*Task instructions:* Quote the records beneath, complete and exact. Leave out images.

(Dataset excerpts)
+ + +
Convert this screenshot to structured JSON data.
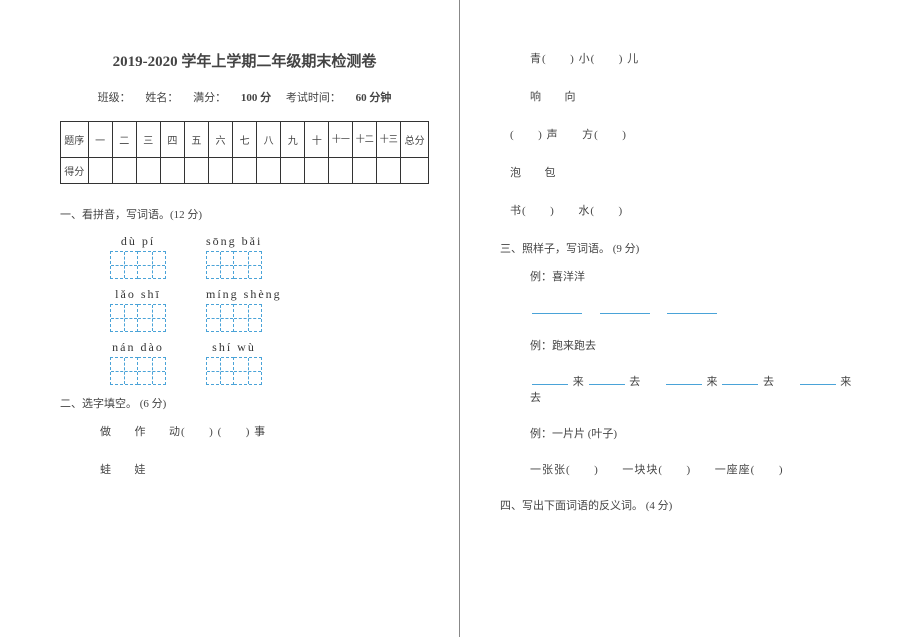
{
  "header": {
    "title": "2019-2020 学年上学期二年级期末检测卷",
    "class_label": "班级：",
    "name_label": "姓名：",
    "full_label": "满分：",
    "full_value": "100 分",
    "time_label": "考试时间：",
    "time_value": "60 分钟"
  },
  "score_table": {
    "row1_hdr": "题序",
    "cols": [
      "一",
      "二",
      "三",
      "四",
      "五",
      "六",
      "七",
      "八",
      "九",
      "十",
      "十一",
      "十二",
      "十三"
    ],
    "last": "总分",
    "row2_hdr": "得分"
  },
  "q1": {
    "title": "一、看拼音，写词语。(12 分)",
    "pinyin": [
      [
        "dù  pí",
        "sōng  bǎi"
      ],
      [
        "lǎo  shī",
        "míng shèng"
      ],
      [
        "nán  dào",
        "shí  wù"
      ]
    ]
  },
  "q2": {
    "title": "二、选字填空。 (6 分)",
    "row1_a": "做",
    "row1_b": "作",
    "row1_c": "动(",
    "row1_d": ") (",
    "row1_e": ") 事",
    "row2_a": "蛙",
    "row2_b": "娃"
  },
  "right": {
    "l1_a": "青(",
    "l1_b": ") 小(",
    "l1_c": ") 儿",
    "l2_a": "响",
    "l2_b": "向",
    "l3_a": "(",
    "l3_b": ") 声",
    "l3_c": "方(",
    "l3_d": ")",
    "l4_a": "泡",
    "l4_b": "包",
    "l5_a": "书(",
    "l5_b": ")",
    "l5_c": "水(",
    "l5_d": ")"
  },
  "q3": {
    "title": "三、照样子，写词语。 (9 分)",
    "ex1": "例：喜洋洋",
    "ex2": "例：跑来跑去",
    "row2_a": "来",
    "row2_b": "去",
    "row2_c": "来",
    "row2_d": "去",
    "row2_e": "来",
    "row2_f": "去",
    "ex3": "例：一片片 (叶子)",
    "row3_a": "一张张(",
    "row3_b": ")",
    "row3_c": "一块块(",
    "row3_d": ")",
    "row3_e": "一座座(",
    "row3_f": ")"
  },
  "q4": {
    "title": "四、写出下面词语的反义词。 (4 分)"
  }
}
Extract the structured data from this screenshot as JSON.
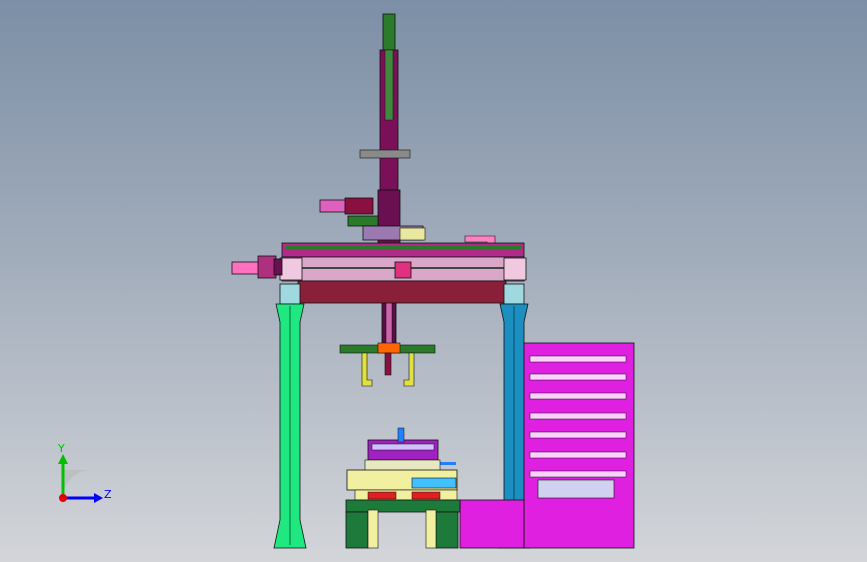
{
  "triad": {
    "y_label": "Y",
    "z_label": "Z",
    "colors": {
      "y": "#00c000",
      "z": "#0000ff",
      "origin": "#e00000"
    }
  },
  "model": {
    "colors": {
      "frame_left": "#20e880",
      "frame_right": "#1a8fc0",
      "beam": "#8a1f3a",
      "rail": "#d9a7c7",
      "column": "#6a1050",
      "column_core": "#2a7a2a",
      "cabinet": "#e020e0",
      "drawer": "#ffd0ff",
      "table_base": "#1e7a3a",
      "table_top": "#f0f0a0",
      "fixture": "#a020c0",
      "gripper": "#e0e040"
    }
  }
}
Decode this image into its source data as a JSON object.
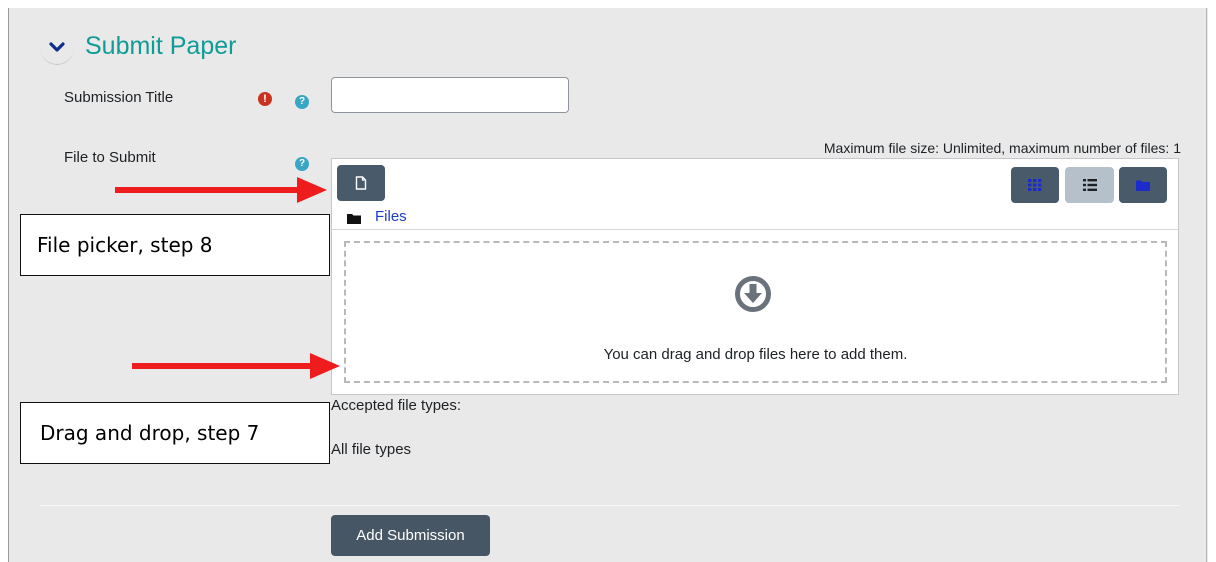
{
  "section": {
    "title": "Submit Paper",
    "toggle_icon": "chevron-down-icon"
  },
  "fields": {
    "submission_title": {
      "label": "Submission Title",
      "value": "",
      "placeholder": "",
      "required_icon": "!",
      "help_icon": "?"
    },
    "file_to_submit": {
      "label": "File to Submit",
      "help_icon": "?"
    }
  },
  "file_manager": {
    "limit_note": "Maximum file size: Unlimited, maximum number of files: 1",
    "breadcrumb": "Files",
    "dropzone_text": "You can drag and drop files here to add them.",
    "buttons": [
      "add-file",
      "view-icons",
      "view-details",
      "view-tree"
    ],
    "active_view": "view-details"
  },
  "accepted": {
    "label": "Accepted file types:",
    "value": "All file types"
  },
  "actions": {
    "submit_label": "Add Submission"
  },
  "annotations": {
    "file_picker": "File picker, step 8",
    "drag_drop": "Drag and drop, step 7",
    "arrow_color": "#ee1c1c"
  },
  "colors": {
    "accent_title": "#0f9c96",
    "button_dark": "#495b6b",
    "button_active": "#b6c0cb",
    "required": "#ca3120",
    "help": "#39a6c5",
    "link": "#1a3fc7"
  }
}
+ + +
*Completed task:*
Convert this screenshot to structured JSON data.
{
  "header": {
    "title": "2019-2020 学年上学期二年级期末检测卷",
    "class_label": "班级：",
    "name_label": "姓名：",
    "full_label": "满分：",
    "full_value": "100 分",
    "time_label": "考试时间：",
    "time_value": "60 分钟"
  },
  "score_table": {
    "row1_hdr": "题序",
    "cols": [
      "一",
      "二",
      "三",
      "四",
      "五",
      "六",
      "七",
      "八",
      "九",
      "十",
      "十一",
      "十二",
      "十三"
    ],
    "last": "总分",
    "row2_hdr": "得分"
  },
  "q1": {
    "title": "一、看拼音，写词语。(12 分)",
    "pinyin": [
      [
        "dù  pí",
        "sōng  bǎi"
      ],
      [
        "lǎo  shī",
        "míng shèng"
      ],
      [
        "nán  dào",
        "shí  wù"
      ]
    ]
  },
  "q2": {
    "title": "二、选字填空。 (6 分)",
    "row1_a": "做",
    "row1_b": "作",
    "row1_c": "动(",
    "row1_d": ") (",
    "row1_e": ") 事",
    "row2_a": "蛙",
    "row2_b": "娃"
  },
  "right": {
    "l1_a": "青(",
    "l1_b": ") 小(",
    "l1_c": ") 儿",
    "l2_a": "响",
    "l2_b": "向",
    "l3_a": "(",
    "l3_b": ") 声",
    "l3_c": "方(",
    "l3_d": ")",
    "l4_a": "泡",
    "l4_b": "包",
    "l5_a": "书(",
    "l5_b": ")",
    "l5_c": "水(",
    "l5_d": ")"
  },
  "q3": {
    "title": "三、照样子，写词语。 (9 分)",
    "ex1": "例：喜洋洋",
    "ex2": "例：跑来跑去",
    "row2_a": "来",
    "row2_b": "去",
    "row2_c": "来",
    "row2_d": "去",
    "row2_e": "来",
    "row2_f": "去",
    "ex3": "例：一片片 (叶子)",
    "row3_a": "一张张(",
    "row3_b": ")",
    "row3_c": "一块块(",
    "row3_d": ")",
    "row3_e": "一座座(",
    "row3_f": ")"
  },
  "q4": {
    "title": "四、写出下面词语的反义词。 (4 分)"
  }
}
Extract the structured data from this screenshot as JSON.
{
  "triad": {
    "y_label": "Y",
    "z_label": "Z",
    "colors": {
      "y": "#00c000",
      "z": "#0000ff",
      "origin": "#e00000"
    }
  },
  "model": {
    "colors": {
      "frame_left": "#20e880",
      "frame_right": "#1a8fc0",
      "beam": "#8a1f3a",
      "rail": "#d9a7c7",
      "column": "#6a1050",
      "column_core": "#2a7a2a",
      "cabinet": "#e020e0",
      "drawer": "#ffd0ff",
      "table_base": "#1e7a3a",
      "table_top": "#f0f0a0",
      "fixture": "#a020c0",
      "gripper": "#e0e040"
    }
  }
}
Decode this image into its source data as a JSON object.
{
  "section": {
    "title": "Submit Paper",
    "toggle_icon": "chevron-down-icon"
  },
  "fields": {
    "submission_title": {
      "label": "Submission Title",
      "value": "",
      "placeholder": "",
      "required_icon": "!",
      "help_icon": "?"
    },
    "file_to_submit": {
      "label": "File to Submit",
      "help_icon": "?"
    }
  },
  "file_manager": {
    "limit_note": "Maximum file size: Unlimited, maximum number of files: 1",
    "breadcrumb": "Files",
    "dropzone_text": "You can drag and drop files here to add them.",
    "buttons": [
      "add-file",
      "view-icons",
      "view-details",
      "view-tree"
    ],
    "active_view": "view-details"
  },
  "accepted": {
    "label": "Accepted file types:",
    "value": "All file types"
  },
  "actions": {
    "submit_label": "Add Submission"
  },
  "annotations": {
    "file_picker": "File picker, step 8",
    "drag_drop": "Drag and drop, step 7",
    "arrow_color": "#ee1c1c"
  },
  "colors": {
    "accent_title": "#0f9c96",
    "button_dark": "#495b6b",
    "button_active": "#b6c0cb",
    "required": "#ca3120",
    "help": "#39a6c5",
    "link": "#1a3fc7"
  }
}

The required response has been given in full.